— REQUEST —
Return each entry exactly, with none missing.

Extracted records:
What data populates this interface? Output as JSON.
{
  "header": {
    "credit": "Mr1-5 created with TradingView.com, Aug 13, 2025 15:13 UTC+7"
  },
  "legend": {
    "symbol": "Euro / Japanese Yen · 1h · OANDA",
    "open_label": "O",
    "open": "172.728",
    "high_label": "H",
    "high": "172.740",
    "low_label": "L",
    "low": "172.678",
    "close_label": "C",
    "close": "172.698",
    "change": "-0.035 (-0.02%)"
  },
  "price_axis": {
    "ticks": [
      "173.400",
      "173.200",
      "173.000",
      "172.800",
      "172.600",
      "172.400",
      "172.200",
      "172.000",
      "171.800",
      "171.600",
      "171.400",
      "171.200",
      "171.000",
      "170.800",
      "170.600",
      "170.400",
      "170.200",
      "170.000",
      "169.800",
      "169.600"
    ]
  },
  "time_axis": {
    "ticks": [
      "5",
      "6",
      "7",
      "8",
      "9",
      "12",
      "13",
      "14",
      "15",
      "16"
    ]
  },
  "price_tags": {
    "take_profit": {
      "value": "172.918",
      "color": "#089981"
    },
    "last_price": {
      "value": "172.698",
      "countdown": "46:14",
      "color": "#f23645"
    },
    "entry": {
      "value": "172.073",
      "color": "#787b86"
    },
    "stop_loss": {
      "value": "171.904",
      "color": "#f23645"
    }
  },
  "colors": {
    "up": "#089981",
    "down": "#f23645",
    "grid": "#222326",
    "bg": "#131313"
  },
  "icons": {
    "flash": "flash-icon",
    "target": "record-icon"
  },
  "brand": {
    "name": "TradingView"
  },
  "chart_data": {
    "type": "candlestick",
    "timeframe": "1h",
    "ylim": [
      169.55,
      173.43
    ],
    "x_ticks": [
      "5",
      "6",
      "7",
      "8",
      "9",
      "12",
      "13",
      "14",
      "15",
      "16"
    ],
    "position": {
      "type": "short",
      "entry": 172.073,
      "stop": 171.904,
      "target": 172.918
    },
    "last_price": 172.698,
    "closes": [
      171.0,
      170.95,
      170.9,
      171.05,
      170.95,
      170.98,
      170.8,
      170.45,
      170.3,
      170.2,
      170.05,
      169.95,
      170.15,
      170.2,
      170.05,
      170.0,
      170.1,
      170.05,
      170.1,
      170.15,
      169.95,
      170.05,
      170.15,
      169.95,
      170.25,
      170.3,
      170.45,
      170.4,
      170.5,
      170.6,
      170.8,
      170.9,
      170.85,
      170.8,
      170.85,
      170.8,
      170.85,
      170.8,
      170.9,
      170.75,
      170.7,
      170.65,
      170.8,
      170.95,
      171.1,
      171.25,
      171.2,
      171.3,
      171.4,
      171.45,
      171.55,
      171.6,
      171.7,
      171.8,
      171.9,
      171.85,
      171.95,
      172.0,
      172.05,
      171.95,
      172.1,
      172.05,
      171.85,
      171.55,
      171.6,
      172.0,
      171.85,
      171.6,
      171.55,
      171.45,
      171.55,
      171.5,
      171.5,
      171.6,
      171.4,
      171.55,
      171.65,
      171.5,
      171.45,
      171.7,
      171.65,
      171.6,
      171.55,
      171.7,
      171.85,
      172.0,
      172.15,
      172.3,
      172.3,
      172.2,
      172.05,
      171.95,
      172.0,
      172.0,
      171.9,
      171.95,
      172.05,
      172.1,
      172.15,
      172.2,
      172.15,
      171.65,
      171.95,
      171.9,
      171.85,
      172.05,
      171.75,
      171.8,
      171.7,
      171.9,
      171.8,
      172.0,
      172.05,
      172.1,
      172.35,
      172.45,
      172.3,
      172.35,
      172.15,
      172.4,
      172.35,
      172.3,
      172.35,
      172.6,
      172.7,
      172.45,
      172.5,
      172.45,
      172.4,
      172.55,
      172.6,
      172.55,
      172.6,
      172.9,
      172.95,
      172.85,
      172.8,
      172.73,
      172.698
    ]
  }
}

— THE ANSWER —
What data populates this interface? Output as JSON.
{
  "header": {
    "credit": "Mr1-5 created with TradingView.com, Aug 13, 2025 15:13 UTC+7"
  },
  "legend": {
    "symbol": "Euro / Japanese Yen · 1h · OANDA",
    "open_label": "O",
    "open": "172.728",
    "high_label": "H",
    "high": "172.740",
    "low_label": "L",
    "low": "172.678",
    "close_label": "C",
    "close": "172.698",
    "change": "-0.035 (-0.02%)"
  },
  "price_axis": {
    "ticks": [
      "173.400",
      "173.200",
      "173.000",
      "172.800",
      "172.600",
      "172.400",
      "172.200",
      "172.000",
      "171.800",
      "171.600",
      "171.400",
      "171.200",
      "171.000",
      "170.800",
      "170.600",
      "170.400",
      "170.200",
      "170.000",
      "169.800",
      "169.600"
    ]
  },
  "time_axis": {
    "ticks": [
      "5",
      "6",
      "7",
      "8",
      "9",
      "12",
      "13",
      "14",
      "15",
      "16"
    ]
  },
  "price_tags": {
    "take_profit": {
      "value": "172.918",
      "color": "#089981"
    },
    "last_price": {
      "value": "172.698",
      "countdown": "46:14",
      "color": "#f23645"
    },
    "entry": {
      "value": "172.073",
      "color": "#787b86"
    },
    "stop_loss": {
      "value": "171.904",
      "color": "#f23645"
    }
  },
  "colors": {
    "up": "#089981",
    "down": "#f23645",
    "grid": "#222326",
    "bg": "#131313"
  },
  "icons": {
    "flash": "flash-icon",
    "target": "record-icon"
  },
  "brand": {
    "name": "TradingView"
  },
  "chart_data": {
    "type": "candlestick",
    "timeframe": "1h",
    "ylim": [
      169.55,
      173.43
    ],
    "x_ticks": [
      "5",
      "6",
      "7",
      "8",
      "9",
      "12",
      "13",
      "14",
      "15",
      "16"
    ],
    "position": {
      "type": "short",
      "entry": 172.073,
      "stop": 171.904,
      "target": 172.918
    },
    "last_price": 172.698,
    "closes": [
      171.0,
      170.95,
      170.9,
      171.05,
      170.95,
      170.98,
      170.8,
      170.45,
      170.3,
      170.2,
      170.05,
      169.95,
      170.15,
      170.2,
      170.05,
      170.0,
      170.1,
      170.05,
      170.1,
      170.15,
      169.95,
      170.05,
      170.15,
      169.95,
      170.25,
      170.3,
      170.45,
      170.4,
      170.5,
      170.6,
      170.8,
      170.9,
      170.85,
      170.8,
      170.85,
      170.8,
      170.85,
      170.8,
      170.9,
      170.75,
      170.7,
      170.65,
      170.8,
      170.95,
      171.1,
      171.25,
      171.2,
      171.3,
      171.4,
      171.45,
      171.55,
      171.6,
      171.7,
      171.8,
      171.9,
      171.85,
      171.95,
      172.0,
      172.05,
      171.95,
      172.1,
      172.05,
      171.85,
      171.55,
      171.6,
      172.0,
      171.85,
      171.6,
      171.55,
      171.45,
      171.55,
      171.5,
      171.5,
      171.6,
      171.4,
      171.55,
      171.65,
      171.5,
      171.45,
      171.7,
      171.65,
      171.6,
      171.55,
      171.7,
      171.85,
      172.0,
      172.15,
      172.3,
      172.3,
      172.2,
      172.05,
      171.95,
      172.0,
      172.0,
      171.9,
      171.95,
      172.05,
      172.1,
      172.15,
      172.2,
      172.15,
      171.65,
      171.95,
      171.9,
      171.85,
      172.05,
      171.75,
      171.8,
      171.7,
      171.9,
      171.8,
      172.0,
      172.05,
      172.1,
      172.35,
      172.45,
      172.3,
      172.35,
      172.15,
      172.4,
      172.35,
      172.3,
      172.35,
      172.6,
      172.7,
      172.45,
      172.5,
      172.45,
      172.4,
      172.55,
      172.6,
      172.55,
      172.6,
      172.9,
      172.95,
      172.85,
      172.8,
      172.73,
      172.698
    ]
  }
}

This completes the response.